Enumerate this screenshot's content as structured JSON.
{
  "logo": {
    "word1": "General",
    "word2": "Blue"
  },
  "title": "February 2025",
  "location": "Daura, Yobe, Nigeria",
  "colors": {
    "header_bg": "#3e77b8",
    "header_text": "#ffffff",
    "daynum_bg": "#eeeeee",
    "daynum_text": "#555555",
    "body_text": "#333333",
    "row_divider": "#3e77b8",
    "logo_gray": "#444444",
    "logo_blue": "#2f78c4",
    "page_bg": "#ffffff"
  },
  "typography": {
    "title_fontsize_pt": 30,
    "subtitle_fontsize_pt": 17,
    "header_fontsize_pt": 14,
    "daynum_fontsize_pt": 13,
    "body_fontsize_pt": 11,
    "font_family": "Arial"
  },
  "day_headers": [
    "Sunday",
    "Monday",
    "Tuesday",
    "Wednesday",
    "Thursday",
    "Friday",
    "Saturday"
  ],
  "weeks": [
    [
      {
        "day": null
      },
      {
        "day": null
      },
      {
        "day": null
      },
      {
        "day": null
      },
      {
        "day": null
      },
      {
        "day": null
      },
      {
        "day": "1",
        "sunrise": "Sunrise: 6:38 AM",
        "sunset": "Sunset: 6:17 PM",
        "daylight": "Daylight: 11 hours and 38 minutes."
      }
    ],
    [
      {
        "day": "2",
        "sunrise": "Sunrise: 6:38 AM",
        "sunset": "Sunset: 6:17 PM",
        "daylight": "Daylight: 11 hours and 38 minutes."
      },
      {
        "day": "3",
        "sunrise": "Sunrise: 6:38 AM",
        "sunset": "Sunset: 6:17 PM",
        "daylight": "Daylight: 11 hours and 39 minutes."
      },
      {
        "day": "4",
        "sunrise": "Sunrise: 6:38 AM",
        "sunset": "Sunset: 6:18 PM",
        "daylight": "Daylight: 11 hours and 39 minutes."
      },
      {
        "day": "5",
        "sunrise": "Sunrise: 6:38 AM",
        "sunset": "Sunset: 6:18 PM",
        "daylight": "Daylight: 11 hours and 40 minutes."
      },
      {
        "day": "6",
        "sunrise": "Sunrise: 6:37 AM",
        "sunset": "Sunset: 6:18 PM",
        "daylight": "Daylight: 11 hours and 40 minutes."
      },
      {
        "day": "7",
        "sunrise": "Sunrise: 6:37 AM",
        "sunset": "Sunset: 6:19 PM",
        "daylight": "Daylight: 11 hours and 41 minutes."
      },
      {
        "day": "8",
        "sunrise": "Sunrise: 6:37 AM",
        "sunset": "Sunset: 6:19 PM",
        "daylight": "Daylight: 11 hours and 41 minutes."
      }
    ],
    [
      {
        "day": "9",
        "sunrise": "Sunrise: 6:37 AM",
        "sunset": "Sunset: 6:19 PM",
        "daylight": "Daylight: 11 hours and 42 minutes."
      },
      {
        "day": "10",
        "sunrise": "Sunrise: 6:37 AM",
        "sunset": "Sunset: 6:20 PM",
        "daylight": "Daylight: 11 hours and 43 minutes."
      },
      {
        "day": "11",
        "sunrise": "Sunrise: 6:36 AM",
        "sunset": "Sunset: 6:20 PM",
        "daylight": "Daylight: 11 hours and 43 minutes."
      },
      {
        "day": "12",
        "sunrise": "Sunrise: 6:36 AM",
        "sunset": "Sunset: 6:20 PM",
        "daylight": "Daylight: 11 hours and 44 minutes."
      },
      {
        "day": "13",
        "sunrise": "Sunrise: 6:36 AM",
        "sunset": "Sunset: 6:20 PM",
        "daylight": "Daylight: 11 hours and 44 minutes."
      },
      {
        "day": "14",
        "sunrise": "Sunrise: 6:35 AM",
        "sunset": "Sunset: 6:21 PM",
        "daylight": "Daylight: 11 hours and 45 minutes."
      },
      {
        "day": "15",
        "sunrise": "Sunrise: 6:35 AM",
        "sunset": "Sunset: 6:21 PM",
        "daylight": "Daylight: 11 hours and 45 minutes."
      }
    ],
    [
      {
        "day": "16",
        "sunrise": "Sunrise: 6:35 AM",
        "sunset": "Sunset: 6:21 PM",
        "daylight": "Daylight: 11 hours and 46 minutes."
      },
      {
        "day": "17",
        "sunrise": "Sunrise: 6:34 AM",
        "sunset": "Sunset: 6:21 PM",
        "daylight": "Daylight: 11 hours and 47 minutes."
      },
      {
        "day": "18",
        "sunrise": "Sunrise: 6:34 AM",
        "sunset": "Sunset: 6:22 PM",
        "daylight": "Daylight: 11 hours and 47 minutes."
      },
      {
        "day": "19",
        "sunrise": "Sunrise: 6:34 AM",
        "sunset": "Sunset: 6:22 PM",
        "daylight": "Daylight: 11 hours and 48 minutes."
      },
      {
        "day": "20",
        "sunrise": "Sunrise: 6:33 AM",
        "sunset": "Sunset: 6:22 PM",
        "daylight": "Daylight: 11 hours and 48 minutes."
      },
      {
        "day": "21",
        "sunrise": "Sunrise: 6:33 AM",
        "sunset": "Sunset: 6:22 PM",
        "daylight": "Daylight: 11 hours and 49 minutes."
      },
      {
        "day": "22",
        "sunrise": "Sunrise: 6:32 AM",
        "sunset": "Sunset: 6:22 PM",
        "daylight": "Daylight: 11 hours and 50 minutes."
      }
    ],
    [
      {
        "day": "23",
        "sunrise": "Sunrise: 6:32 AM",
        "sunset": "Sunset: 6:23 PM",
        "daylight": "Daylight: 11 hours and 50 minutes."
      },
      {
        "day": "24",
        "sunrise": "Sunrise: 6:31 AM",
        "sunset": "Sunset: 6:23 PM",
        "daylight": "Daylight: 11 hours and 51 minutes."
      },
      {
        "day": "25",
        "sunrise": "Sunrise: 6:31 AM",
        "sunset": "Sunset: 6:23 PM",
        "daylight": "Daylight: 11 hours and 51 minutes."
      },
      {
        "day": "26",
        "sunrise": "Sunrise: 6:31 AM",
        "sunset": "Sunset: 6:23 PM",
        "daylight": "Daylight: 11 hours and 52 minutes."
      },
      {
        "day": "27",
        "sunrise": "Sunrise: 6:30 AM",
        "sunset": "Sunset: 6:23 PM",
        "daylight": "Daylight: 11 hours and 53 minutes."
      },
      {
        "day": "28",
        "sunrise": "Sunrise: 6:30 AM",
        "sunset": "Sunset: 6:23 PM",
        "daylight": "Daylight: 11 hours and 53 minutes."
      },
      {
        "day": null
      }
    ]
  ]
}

-=-=-=-=-

Each line above is to be repeated exactly.

*Exercise output*.
Enumerate this screenshot's content as structured JSON.
{
  "logo": {
    "word1": "General",
    "word2": "Blue"
  },
  "title": "February 2025",
  "location": "Daura, Yobe, Nigeria",
  "colors": {
    "header_bg": "#3e77b8",
    "header_text": "#ffffff",
    "daynum_bg": "#eeeeee",
    "daynum_text": "#555555",
    "body_text": "#333333",
    "row_divider": "#3e77b8",
    "logo_gray": "#444444",
    "logo_blue": "#2f78c4",
    "page_bg": "#ffffff"
  },
  "typography": {
    "title_fontsize_pt": 30,
    "subtitle_fontsize_pt": 17,
    "header_fontsize_pt": 14,
    "daynum_fontsize_pt": 13,
    "body_fontsize_pt": 11,
    "font_family": "Arial"
  },
  "day_headers": [
    "Sunday",
    "Monday",
    "Tuesday",
    "Wednesday",
    "Thursday",
    "Friday",
    "Saturday"
  ],
  "weeks": [
    [
      {
        "day": null
      },
      {
        "day": null
      },
      {
        "day": null
      },
      {
        "day": null
      },
      {
        "day": null
      },
      {
        "day": null
      },
      {
        "day": "1",
        "sunrise": "Sunrise: 6:38 AM",
        "sunset": "Sunset: 6:17 PM",
        "daylight": "Daylight: 11 hours and 38 minutes."
      }
    ],
    [
      {
        "day": "2",
        "sunrise": "Sunrise: 6:38 AM",
        "sunset": "Sunset: 6:17 PM",
        "daylight": "Daylight: 11 hours and 38 minutes."
      },
      {
        "day": "3",
        "sunrise": "Sunrise: 6:38 AM",
        "sunset": "Sunset: 6:17 PM",
        "daylight": "Daylight: 11 hours and 39 minutes."
      },
      {
        "day": "4",
        "sunrise": "Sunrise: 6:38 AM",
        "sunset": "Sunset: 6:18 PM",
        "daylight": "Daylight: 11 hours and 39 minutes."
      },
      {
        "day": "5",
        "sunrise": "Sunrise: 6:38 AM",
        "sunset": "Sunset: 6:18 PM",
        "daylight": "Daylight: 11 hours and 40 minutes."
      },
      {
        "day": "6",
        "sunrise": "Sunrise: 6:37 AM",
        "sunset": "Sunset: 6:18 PM",
        "daylight": "Daylight: 11 hours and 40 minutes."
      },
      {
        "day": "7",
        "sunrise": "Sunrise: 6:37 AM",
        "sunset": "Sunset: 6:19 PM",
        "daylight": "Daylight: 11 hours and 41 minutes."
      },
      {
        "day": "8",
        "sunrise": "Sunrise: 6:37 AM",
        "sunset": "Sunset: 6:19 PM",
        "daylight": "Daylight: 11 hours and 41 minutes."
      }
    ],
    [
      {
        "day": "9",
        "sunrise": "Sunrise: 6:37 AM",
        "sunset": "Sunset: 6:19 PM",
        "daylight": "Daylight: 11 hours and 42 minutes."
      },
      {
        "day": "10",
        "sunrise": "Sunrise: 6:37 AM",
        "sunset": "Sunset: 6:20 PM",
        "daylight": "Daylight: 11 hours and 43 minutes."
      },
      {
        "day": "11",
        "sunrise": "Sunrise: 6:36 AM",
        "sunset": "Sunset: 6:20 PM",
        "daylight": "Daylight: 11 hours and 43 minutes."
      },
      {
        "day": "12",
        "sunrise": "Sunrise: 6:36 AM",
        "sunset": "Sunset: 6:20 PM",
        "daylight": "Daylight: 11 hours and 44 minutes."
      },
      {
        "day": "13",
        "sunrise": "Sunrise: 6:36 AM",
        "sunset": "Sunset: 6:20 PM",
        "daylight": "Daylight: 11 hours and 44 minutes."
      },
      {
        "day": "14",
        "sunrise": "Sunrise: 6:35 AM",
        "sunset": "Sunset: 6:21 PM",
        "daylight": "Daylight: 11 hours and 45 minutes."
      },
      {
        "day": "15",
        "sunrise": "Sunrise: 6:35 AM",
        "sunset": "Sunset: 6:21 PM",
        "daylight": "Daylight: 11 hours and 45 minutes."
      }
    ],
    [
      {
        "day": "16",
        "sunrise": "Sunrise: 6:35 AM",
        "sunset": "Sunset: 6:21 PM",
        "daylight": "Daylight: 11 hours and 46 minutes."
      },
      {
        "day": "17",
        "sunrise": "Sunrise: 6:34 AM",
        "sunset": "Sunset: 6:21 PM",
        "daylight": "Daylight: 11 hours and 47 minutes."
      },
      {
        "day": "18",
        "sunrise": "Sunrise: 6:34 AM",
        "sunset": "Sunset: 6:22 PM",
        "daylight": "Daylight: 11 hours and 47 minutes."
      },
      {
        "day": "19",
        "sunrise": "Sunrise: 6:34 AM",
        "sunset": "Sunset: 6:22 PM",
        "daylight": "Daylight: 11 hours and 48 minutes."
      },
      {
        "day": "20",
        "sunrise": "Sunrise: 6:33 AM",
        "sunset": "Sunset: 6:22 PM",
        "daylight": "Daylight: 11 hours and 48 minutes."
      },
      {
        "day": "21",
        "sunrise": "Sunrise: 6:33 AM",
        "sunset": "Sunset: 6:22 PM",
        "daylight": "Daylight: 11 hours and 49 minutes."
      },
      {
        "day": "22",
        "sunrise": "Sunrise: 6:32 AM",
        "sunset": "Sunset: 6:22 PM",
        "daylight": "Daylight: 11 hours and 50 minutes."
      }
    ],
    [
      {
        "day": "23",
        "sunrise": "Sunrise: 6:32 AM",
        "sunset": "Sunset: 6:23 PM",
        "daylight": "Daylight: 11 hours and 50 minutes."
      },
      {
        "day": "24",
        "sunrise": "Sunrise: 6:31 AM",
        "sunset": "Sunset: 6:23 PM",
        "daylight": "Daylight: 11 hours and 51 minutes."
      },
      {
        "day": "25",
        "sunrise": "Sunrise: 6:31 AM",
        "sunset": "Sunset: 6:23 PM",
        "daylight": "Daylight: 11 hours and 51 minutes."
      },
      {
        "day": "26",
        "sunrise": "Sunrise: 6:31 AM",
        "sunset": "Sunset: 6:23 PM",
        "daylight": "Daylight: 11 hours and 52 minutes."
      },
      {
        "day": "27",
        "sunrise": "Sunrise: 6:30 AM",
        "sunset": "Sunset: 6:23 PM",
        "daylight": "Daylight: 11 hours and 53 minutes."
      },
      {
        "day": "28",
        "sunrise": "Sunrise: 6:30 AM",
        "sunset": "Sunset: 6:23 PM",
        "daylight": "Daylight: 11 hours and 53 minutes."
      },
      {
        "day": null
      }
    ]
  ]
}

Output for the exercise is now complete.